(Entries from a dataset)
>>>

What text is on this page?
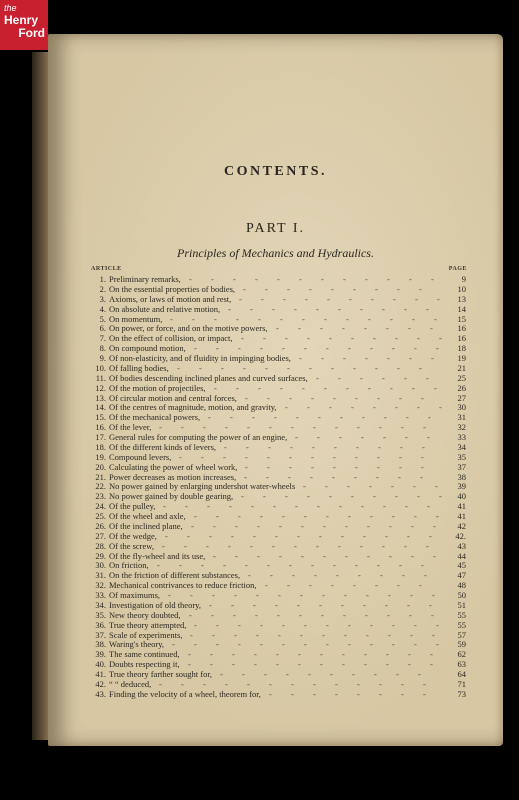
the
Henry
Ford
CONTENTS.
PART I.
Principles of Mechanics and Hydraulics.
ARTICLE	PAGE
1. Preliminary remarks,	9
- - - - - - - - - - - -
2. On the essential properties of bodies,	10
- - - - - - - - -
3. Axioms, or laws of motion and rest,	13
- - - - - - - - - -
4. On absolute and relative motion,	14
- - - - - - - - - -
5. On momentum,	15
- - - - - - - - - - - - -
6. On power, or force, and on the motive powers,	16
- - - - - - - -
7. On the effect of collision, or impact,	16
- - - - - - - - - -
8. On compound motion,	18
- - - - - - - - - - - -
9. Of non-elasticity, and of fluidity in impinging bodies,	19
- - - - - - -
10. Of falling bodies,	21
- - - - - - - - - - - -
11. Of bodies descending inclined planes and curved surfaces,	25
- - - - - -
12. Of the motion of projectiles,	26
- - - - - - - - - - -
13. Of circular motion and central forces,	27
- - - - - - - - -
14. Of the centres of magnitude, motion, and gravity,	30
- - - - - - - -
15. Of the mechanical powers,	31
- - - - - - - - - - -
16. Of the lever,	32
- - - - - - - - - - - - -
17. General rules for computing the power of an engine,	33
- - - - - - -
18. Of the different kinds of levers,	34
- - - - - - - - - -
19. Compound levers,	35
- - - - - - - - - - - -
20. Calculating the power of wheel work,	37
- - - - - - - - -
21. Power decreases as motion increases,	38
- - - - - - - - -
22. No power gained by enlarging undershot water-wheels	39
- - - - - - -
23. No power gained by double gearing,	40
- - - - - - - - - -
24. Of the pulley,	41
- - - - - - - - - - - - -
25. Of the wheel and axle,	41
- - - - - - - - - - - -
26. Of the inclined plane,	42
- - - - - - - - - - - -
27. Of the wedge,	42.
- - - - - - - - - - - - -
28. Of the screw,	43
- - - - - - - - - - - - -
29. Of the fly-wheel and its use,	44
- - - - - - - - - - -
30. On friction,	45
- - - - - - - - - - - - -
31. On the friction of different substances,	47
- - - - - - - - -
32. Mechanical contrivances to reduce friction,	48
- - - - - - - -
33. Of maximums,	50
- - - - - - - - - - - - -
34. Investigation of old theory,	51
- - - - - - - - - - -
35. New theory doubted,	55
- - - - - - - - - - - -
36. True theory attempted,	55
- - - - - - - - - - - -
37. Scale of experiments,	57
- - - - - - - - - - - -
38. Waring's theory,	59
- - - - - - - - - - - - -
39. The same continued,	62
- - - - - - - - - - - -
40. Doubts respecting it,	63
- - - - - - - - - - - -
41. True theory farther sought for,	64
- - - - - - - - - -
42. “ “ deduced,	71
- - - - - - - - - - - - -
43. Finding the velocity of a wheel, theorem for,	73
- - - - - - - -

<<<
>>>

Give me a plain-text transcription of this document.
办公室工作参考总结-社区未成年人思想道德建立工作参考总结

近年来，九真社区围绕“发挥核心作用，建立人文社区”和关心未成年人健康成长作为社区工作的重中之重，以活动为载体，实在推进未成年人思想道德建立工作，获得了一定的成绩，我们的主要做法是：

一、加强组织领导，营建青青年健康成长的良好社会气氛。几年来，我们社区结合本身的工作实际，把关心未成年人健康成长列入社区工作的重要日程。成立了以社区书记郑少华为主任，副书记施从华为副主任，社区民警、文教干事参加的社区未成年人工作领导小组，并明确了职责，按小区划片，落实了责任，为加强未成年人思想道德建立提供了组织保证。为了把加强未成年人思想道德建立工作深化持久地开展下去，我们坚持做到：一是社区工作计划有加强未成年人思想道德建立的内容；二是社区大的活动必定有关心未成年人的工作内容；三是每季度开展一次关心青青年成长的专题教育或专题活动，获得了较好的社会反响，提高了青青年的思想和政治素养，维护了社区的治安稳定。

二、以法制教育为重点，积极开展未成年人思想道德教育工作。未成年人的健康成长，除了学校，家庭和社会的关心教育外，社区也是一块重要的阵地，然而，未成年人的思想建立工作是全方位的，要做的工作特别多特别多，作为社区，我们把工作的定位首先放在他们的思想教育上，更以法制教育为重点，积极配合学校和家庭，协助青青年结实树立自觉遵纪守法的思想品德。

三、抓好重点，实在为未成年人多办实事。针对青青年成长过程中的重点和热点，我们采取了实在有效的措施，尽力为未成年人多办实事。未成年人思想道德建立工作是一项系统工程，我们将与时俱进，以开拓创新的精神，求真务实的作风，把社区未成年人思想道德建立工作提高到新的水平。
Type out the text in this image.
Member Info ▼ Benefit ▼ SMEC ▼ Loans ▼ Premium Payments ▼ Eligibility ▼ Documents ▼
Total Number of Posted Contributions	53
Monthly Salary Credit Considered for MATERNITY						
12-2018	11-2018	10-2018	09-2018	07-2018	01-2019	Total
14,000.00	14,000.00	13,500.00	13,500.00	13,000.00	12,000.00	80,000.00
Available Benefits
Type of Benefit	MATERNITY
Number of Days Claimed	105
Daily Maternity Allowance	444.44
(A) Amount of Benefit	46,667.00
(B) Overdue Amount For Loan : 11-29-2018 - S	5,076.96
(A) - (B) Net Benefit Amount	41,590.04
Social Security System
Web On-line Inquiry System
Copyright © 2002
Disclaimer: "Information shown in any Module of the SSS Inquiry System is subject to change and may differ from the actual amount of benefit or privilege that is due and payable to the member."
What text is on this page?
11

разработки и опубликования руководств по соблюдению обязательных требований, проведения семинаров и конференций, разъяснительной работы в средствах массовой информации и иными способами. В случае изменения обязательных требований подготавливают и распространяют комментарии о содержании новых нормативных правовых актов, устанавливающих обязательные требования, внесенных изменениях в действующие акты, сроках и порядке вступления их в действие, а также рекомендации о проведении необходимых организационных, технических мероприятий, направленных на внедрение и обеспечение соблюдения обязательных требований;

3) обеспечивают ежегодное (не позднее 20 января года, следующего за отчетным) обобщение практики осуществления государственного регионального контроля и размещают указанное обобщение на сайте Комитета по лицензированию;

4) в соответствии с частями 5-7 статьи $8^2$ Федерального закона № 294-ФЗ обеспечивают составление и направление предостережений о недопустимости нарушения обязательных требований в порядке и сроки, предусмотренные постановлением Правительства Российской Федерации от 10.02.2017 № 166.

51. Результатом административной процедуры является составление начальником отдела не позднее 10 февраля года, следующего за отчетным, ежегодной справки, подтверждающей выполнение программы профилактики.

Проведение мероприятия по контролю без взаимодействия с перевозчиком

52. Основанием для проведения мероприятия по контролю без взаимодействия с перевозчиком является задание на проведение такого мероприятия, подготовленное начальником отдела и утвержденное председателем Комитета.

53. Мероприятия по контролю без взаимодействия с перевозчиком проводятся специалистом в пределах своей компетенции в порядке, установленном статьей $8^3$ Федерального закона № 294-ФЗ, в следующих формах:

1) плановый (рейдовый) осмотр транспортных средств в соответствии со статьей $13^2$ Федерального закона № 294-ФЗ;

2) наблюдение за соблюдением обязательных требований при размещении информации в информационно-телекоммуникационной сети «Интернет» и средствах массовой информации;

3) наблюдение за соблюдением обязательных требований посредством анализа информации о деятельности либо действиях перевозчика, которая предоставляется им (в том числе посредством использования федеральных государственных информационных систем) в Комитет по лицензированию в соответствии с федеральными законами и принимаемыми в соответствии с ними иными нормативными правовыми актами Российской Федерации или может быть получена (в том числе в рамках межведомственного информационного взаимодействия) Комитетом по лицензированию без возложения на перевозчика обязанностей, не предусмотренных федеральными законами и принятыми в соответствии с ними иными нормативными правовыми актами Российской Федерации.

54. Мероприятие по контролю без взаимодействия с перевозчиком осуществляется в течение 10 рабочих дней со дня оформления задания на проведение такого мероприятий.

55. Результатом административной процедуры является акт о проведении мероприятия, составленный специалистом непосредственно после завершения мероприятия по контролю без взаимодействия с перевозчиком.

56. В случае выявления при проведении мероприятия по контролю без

<<<
>>>

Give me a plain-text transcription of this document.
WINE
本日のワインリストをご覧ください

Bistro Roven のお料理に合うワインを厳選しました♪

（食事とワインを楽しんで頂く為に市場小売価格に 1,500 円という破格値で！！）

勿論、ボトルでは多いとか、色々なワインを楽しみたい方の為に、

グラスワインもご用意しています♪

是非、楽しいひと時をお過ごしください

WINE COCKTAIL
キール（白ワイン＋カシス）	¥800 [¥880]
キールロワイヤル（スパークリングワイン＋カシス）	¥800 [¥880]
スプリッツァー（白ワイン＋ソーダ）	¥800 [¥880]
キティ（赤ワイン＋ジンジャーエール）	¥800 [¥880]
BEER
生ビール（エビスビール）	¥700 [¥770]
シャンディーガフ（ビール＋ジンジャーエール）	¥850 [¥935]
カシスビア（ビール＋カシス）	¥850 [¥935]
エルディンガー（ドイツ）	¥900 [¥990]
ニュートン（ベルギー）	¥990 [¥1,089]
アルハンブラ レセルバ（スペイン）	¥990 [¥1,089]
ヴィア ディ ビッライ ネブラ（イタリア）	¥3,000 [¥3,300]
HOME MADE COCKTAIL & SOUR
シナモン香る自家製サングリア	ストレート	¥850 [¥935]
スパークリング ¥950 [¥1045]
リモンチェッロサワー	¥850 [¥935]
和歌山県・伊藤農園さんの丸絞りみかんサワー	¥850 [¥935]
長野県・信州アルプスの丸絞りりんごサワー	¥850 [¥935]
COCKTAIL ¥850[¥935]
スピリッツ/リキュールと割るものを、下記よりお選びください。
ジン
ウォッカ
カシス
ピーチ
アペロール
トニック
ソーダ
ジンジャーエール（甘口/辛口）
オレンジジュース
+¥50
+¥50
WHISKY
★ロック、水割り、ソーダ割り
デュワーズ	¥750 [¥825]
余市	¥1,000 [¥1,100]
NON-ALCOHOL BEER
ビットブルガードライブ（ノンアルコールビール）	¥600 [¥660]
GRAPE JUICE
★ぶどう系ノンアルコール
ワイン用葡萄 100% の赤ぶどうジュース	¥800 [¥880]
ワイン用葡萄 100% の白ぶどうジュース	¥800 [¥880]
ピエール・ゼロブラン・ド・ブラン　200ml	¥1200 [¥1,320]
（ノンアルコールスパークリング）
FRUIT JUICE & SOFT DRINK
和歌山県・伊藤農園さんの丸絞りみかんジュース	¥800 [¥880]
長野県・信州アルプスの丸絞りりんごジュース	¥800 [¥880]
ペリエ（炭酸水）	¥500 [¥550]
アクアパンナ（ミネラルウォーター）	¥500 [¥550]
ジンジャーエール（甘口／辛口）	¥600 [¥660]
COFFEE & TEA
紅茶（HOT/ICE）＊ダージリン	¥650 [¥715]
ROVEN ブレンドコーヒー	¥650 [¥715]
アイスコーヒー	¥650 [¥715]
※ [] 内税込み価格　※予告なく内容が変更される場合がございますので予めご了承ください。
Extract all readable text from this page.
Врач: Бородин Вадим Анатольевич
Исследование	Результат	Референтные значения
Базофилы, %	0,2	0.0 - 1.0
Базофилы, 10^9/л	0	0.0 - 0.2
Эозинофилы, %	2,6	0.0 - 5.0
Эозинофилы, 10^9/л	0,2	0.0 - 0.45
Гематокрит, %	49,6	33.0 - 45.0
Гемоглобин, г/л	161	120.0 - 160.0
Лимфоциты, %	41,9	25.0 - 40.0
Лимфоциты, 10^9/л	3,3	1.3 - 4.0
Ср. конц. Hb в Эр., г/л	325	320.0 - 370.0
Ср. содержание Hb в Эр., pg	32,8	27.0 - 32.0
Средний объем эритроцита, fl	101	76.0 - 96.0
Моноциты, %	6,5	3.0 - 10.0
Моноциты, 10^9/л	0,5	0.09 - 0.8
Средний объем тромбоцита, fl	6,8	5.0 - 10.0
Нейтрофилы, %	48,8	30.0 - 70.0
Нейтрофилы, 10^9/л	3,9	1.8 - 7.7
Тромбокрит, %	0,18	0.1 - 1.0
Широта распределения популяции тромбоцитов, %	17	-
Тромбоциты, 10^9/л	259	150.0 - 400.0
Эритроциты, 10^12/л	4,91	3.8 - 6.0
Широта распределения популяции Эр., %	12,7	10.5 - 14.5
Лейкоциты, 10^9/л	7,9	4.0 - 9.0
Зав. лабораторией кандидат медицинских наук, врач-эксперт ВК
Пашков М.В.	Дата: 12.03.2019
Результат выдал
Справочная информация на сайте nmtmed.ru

<<<

CHALLENGE:
Extract each line holding the word "Type" from the records.

FULL RESPONSE:
Type out the text in this image.
Type of Benefit	MATERNITY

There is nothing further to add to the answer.